- Task directions -
Locate each line below that includes "marker" and reproduce it.

Records that describe figures:
━━━━

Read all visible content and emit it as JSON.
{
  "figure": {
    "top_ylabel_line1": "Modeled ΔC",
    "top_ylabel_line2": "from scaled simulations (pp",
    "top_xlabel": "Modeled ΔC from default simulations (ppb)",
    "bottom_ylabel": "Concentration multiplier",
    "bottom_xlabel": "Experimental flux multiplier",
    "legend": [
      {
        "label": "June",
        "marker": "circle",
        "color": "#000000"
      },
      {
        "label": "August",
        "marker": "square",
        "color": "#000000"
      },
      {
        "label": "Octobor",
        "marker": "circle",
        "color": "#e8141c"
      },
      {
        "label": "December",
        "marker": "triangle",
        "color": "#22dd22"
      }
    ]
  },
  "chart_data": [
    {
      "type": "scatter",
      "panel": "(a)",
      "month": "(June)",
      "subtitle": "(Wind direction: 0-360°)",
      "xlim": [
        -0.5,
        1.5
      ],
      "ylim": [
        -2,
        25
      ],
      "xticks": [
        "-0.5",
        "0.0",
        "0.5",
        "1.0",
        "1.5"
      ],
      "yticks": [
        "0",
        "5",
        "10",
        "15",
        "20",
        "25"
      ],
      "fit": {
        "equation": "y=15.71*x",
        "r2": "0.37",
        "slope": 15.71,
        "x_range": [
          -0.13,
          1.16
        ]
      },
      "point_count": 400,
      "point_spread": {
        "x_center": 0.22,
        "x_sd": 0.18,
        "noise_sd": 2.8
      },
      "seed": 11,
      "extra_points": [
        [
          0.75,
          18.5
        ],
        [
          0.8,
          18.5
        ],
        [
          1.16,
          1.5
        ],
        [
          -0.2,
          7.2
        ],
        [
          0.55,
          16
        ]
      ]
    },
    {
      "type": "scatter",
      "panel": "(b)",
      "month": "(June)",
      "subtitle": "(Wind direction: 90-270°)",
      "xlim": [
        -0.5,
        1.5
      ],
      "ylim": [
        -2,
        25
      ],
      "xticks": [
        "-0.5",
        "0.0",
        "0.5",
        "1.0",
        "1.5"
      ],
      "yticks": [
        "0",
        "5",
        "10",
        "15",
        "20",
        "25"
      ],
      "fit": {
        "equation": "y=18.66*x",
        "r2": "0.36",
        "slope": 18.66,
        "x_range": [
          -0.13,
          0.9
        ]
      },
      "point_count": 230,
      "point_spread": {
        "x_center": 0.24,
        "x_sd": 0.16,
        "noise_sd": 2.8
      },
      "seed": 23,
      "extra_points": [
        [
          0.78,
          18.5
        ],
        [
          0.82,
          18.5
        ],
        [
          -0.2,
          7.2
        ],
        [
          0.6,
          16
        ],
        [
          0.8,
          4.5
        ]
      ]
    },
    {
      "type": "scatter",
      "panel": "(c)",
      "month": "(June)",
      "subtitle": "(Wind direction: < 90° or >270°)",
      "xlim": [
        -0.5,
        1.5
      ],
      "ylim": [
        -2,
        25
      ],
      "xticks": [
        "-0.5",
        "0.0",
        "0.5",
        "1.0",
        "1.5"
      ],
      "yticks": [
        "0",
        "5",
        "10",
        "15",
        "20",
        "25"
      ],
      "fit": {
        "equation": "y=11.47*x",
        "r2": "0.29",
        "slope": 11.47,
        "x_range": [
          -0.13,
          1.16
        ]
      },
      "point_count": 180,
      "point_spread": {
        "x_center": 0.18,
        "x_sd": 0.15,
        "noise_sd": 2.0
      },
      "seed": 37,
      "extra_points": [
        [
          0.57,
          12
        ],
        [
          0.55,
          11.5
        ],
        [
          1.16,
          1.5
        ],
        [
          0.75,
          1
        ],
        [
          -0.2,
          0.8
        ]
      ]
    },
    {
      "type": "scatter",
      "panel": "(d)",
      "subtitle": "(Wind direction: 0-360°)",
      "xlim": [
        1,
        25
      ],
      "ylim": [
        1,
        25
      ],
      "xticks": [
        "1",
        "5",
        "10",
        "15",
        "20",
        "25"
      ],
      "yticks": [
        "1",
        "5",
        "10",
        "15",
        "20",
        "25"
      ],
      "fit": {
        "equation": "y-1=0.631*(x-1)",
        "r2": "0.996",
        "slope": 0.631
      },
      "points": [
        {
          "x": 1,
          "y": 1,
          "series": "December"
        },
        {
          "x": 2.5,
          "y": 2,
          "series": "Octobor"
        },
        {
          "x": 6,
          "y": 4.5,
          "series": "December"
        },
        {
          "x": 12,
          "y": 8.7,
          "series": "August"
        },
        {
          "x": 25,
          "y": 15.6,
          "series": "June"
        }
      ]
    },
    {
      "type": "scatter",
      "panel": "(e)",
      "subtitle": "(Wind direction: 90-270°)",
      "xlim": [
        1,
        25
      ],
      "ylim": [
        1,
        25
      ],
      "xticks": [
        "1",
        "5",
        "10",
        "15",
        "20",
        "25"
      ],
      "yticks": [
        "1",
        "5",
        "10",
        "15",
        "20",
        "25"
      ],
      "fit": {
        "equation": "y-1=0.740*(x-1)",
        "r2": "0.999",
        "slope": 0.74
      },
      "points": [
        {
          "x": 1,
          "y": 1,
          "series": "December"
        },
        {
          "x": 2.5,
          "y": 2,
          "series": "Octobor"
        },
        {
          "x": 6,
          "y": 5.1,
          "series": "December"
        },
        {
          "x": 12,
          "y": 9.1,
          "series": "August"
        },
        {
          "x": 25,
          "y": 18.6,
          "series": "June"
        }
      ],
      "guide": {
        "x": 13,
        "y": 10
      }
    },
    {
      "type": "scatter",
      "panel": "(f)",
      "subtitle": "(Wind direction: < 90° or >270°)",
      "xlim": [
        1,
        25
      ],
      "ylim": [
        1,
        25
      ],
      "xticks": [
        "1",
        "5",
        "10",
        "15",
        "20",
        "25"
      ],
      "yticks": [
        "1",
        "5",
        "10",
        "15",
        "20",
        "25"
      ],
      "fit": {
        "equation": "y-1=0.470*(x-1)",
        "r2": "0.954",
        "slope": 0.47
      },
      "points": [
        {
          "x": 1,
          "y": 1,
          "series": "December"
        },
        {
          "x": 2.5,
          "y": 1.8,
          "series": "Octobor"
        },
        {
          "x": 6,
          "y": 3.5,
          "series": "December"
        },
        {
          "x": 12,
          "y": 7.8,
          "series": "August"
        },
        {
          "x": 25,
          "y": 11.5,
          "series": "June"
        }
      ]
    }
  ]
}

━━━━

- Complete answer -
        "marker": "circle",
        "marker": "square",
        "marker": "circle",
        "marker": "triangle",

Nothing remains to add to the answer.